■ Task details
Extract all lines from the data beneath that include the word "text".

■ Records provided

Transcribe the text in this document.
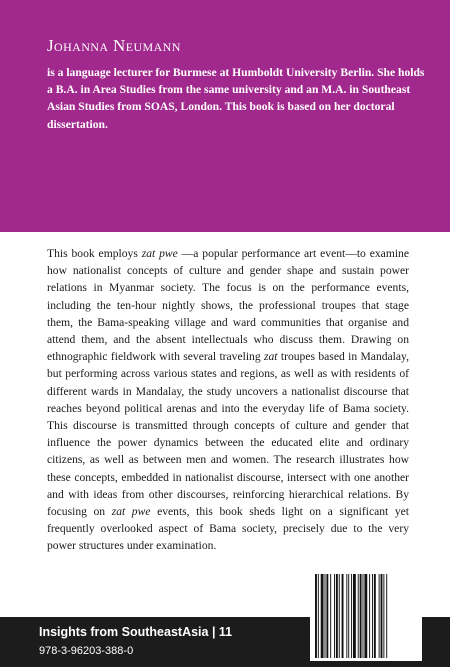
Johanna Neumann

is a language lecturer for Burmese at Humboldt University Berlin. She holds a B.A. in Area Studies from the same university and an M.A. in Southeast Asian Studies from SOAS, London. This book is based on her doctoral dissertation.

This book employs zat pwe —a popular performance art event—to examine how nationalist concepts of culture and gender shape and sustain power relations in Myanmar society. The focus is on the performance events, including the ten-hour nightly shows, the professional troupes that stage them, the Bama-speaking village and ward communities that organise and attend them, and the absent intellectuals who discuss them. Drawing on ethnographic fieldwork with several traveling zat troupes based in Mandalay, but performing across various states and regions, as well as with residents of different wards in Mandalay, the study uncovers a nationalist discourse that reaches beyond political arenas and into the everyday life of Bama society. This discourse is transmitted through concepts of culture and gender that influence the power dynamics between the educated elite and ordinary citizens, as well as between men and women. The research illustrates how these concepts, embedded in nationalist discourse, intersect with one another and with ideas from other discourses, reinforcing hierarchical relations. By focusing on zat pwe events, this book sheds light on a significant yet frequently overlooked aspect of Bama society, precisely due to the very power structures under examination.

Insights from SoutheastAsia | 11

978-3-96203-388-0
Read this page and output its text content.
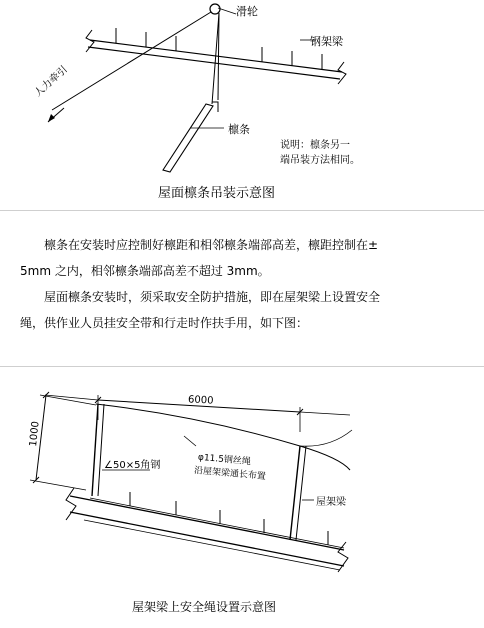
滑轮
钢架梁
人力牵引
檩条
说明：檩条另一
端吊装方法相同。
屋面檩条吊装示意图

檩条在安装时应控制好檩距和相邻檩条端部高差，檩距控制在±

5mm 之内，相邻檩条端部高差不超过 3mm。

屋面檩条安装时，须采取安全防护措施，即在屋架梁上设置安全

绳，供作业人员挂安全带和行走时作扶手用，如下图：

6000
1000
∠50×5角钢	φ11.5钢丝绳
沿屋架梁通长布置
屋架梁
屋架梁上安全绳设置示意图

■ Correct response
Transcribe the text in this document.
Read this page and output its text content.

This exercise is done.